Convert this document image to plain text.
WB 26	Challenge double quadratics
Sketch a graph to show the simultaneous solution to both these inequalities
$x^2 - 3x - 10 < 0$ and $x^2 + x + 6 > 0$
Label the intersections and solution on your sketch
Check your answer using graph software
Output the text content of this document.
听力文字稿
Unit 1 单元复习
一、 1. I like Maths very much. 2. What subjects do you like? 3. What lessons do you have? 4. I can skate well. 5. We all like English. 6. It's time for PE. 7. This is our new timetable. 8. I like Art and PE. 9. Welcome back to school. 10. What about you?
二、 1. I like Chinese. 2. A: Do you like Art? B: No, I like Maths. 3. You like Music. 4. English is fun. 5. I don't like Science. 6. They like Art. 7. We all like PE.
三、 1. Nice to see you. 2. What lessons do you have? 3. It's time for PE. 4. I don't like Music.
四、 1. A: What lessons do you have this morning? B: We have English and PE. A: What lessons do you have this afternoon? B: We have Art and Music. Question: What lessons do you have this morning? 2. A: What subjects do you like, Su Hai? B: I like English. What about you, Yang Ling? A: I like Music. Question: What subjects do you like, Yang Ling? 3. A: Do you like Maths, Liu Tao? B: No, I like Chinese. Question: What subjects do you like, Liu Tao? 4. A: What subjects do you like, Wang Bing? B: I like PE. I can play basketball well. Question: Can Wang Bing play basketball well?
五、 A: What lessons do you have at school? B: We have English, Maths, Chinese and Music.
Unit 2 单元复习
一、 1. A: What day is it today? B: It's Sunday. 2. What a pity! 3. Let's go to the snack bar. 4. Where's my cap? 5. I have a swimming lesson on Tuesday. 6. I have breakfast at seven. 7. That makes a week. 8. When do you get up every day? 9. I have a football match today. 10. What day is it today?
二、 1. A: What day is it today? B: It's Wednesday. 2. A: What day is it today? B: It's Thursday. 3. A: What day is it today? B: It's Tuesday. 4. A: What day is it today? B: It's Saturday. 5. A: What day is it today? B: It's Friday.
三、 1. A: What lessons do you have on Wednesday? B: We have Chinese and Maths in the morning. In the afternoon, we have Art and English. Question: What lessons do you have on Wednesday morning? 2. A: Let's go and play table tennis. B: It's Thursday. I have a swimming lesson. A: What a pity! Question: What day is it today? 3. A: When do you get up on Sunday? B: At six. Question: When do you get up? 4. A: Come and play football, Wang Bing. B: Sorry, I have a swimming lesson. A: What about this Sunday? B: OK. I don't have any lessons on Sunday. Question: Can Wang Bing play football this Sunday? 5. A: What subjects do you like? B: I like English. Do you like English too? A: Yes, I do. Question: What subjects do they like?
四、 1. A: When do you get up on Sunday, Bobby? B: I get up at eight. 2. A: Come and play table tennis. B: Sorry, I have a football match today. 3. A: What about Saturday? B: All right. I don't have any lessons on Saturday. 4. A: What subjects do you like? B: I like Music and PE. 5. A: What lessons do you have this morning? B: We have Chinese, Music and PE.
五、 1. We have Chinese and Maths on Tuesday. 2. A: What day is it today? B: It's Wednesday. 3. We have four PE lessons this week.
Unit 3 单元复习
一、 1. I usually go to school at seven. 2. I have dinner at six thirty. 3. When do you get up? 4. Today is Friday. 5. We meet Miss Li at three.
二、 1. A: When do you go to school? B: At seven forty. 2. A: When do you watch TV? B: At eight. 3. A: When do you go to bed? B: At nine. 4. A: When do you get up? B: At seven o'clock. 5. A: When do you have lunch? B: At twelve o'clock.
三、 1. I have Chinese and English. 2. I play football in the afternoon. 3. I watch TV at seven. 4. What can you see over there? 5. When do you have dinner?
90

---

Identify each line containing the string "Friday" and copy it out.

Answer.
二、 1. A: What day is it today? B: It's Wednesday. 2. A: What day is it today? B: It's Thursday. 3. A: What day is it today? B: It's Tuesday. 4. A: What day is it today? B: It's Saturday. 5. A: What day is it today? B: It's Friday.
一、 1. I usually go to school at seven. 2. I have dinner at six thirty. 3. When do you get up? 4. Today is Friday. 5. We meet Miss Li at three.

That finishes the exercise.